◆ **Task description**
Read through the entries below and return each line with the word "detached".

Dataset items:
********************

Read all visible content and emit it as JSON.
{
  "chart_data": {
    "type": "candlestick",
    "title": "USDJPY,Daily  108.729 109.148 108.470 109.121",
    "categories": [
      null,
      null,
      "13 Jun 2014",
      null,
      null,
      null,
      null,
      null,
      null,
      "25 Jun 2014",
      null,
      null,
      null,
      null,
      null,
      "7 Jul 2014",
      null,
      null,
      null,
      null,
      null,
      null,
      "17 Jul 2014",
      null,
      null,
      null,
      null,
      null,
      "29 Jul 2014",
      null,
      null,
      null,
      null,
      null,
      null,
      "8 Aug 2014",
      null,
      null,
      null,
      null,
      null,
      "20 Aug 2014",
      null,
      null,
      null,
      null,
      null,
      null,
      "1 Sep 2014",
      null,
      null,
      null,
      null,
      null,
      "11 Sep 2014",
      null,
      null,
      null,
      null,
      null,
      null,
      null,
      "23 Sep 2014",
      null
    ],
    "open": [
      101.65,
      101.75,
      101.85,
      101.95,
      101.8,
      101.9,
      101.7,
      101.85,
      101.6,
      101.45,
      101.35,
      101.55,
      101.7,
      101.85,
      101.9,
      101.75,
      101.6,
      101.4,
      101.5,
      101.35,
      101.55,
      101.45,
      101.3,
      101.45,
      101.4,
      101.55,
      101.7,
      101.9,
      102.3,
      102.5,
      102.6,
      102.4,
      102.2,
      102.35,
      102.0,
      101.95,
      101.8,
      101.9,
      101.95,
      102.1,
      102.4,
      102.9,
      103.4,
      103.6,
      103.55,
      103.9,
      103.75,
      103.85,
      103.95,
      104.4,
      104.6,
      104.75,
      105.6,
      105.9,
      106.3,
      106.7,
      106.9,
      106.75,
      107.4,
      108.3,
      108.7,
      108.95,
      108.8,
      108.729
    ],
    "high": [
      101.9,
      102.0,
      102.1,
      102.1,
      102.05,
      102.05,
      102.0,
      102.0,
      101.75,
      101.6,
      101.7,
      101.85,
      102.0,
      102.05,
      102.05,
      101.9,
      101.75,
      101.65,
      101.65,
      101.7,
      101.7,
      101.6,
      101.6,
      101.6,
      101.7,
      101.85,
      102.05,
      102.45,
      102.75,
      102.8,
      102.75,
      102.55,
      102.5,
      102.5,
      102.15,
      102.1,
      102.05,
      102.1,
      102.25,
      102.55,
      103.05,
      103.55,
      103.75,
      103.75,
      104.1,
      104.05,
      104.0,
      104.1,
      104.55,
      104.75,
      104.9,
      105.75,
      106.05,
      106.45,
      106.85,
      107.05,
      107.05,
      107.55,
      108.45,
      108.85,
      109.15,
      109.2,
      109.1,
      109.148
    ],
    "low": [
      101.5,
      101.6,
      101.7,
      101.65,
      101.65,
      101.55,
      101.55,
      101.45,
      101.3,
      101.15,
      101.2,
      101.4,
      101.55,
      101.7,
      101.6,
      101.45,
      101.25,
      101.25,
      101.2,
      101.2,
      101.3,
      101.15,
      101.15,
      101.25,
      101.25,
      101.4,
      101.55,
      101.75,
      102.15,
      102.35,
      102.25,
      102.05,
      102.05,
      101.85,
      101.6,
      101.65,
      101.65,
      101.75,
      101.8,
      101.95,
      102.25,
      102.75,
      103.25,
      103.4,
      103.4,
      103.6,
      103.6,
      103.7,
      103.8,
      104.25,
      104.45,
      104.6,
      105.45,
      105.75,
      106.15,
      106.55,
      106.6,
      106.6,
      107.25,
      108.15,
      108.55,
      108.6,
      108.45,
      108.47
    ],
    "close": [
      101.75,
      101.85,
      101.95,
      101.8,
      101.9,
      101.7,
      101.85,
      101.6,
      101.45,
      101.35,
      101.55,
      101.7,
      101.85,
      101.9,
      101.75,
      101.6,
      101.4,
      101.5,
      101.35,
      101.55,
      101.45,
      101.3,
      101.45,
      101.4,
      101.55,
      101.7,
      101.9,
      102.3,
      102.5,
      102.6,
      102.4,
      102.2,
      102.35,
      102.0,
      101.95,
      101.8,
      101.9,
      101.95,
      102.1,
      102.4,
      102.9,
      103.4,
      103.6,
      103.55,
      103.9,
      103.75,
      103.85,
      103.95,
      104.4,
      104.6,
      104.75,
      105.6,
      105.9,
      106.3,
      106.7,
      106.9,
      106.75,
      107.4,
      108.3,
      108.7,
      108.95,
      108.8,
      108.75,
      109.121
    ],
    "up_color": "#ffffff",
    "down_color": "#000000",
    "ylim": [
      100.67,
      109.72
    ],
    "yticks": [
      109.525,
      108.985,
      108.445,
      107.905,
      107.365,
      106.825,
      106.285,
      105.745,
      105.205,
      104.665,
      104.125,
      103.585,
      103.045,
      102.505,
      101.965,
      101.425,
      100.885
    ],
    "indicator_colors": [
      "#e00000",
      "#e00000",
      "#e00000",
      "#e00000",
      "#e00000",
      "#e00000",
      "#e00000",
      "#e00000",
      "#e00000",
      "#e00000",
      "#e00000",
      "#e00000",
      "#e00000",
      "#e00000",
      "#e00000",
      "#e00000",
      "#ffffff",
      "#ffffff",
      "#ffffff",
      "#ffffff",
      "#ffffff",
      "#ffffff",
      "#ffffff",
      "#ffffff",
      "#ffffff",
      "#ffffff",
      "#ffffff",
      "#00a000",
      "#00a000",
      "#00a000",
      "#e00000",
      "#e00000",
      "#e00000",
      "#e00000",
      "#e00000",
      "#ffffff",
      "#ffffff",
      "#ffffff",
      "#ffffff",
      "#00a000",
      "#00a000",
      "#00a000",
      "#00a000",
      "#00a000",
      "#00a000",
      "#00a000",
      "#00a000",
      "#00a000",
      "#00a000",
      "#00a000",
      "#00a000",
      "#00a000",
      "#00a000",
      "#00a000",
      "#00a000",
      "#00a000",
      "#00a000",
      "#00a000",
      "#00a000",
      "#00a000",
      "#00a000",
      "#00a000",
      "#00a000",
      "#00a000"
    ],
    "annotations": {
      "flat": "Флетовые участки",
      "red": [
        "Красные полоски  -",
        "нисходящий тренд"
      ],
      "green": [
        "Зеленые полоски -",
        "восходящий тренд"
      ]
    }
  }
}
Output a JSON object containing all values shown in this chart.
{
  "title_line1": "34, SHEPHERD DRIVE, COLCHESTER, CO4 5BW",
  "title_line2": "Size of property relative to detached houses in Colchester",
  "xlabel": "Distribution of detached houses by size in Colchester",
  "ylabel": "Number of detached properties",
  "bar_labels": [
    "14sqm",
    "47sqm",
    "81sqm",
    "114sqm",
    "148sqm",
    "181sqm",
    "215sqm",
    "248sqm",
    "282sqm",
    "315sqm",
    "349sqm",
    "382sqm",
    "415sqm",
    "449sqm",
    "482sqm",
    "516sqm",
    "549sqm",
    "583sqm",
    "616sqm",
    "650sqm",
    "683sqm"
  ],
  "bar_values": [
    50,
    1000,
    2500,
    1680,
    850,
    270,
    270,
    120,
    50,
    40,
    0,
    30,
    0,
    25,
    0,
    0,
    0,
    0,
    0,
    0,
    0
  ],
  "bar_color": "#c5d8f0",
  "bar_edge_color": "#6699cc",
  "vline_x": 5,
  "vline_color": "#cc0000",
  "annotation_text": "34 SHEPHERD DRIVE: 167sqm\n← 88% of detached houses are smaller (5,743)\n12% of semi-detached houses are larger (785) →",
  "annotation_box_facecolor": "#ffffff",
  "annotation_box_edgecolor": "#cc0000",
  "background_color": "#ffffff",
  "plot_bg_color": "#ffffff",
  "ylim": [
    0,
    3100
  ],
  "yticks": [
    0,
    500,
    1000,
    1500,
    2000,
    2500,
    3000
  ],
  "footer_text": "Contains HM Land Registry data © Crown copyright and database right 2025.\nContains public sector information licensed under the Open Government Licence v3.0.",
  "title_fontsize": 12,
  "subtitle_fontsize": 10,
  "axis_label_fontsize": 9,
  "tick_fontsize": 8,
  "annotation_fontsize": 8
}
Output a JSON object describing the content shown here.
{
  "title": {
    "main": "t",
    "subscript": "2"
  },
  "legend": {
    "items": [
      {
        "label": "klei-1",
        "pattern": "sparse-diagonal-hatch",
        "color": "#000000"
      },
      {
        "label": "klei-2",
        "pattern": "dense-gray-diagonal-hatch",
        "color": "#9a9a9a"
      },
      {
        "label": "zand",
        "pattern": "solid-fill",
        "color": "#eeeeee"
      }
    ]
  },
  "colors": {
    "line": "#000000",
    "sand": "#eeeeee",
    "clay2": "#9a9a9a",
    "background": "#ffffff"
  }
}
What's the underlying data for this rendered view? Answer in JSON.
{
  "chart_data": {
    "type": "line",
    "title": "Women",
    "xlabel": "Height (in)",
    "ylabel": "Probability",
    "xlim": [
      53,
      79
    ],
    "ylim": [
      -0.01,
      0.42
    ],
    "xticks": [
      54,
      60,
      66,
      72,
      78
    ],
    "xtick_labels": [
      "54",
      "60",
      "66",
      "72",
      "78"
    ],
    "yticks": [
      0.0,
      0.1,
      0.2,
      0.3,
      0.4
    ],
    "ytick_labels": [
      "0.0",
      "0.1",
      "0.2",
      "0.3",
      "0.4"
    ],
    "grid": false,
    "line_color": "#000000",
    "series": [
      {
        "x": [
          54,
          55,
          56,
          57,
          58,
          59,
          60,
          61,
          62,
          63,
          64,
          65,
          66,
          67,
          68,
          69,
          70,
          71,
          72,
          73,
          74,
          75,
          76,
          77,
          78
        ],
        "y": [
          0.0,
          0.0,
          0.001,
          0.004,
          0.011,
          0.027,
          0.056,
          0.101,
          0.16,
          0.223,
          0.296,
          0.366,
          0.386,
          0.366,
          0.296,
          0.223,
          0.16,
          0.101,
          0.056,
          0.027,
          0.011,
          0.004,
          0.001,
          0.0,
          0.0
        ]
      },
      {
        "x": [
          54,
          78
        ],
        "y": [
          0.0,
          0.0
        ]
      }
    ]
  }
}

********************

◆ **Response to this exercise**
  "title_line2": "Size of property relative to detached houses in Colchester",
  "xlabel": "Distribution of detached houses by size in Colchester",
  "ylabel": "Number of detached properties",
  "annotation_text": "34 SHEPHERD DRIVE: 167sqm\n← 88% of detached houses are smaller (5,743)\n12% of semi-detached houses are larger (785) →",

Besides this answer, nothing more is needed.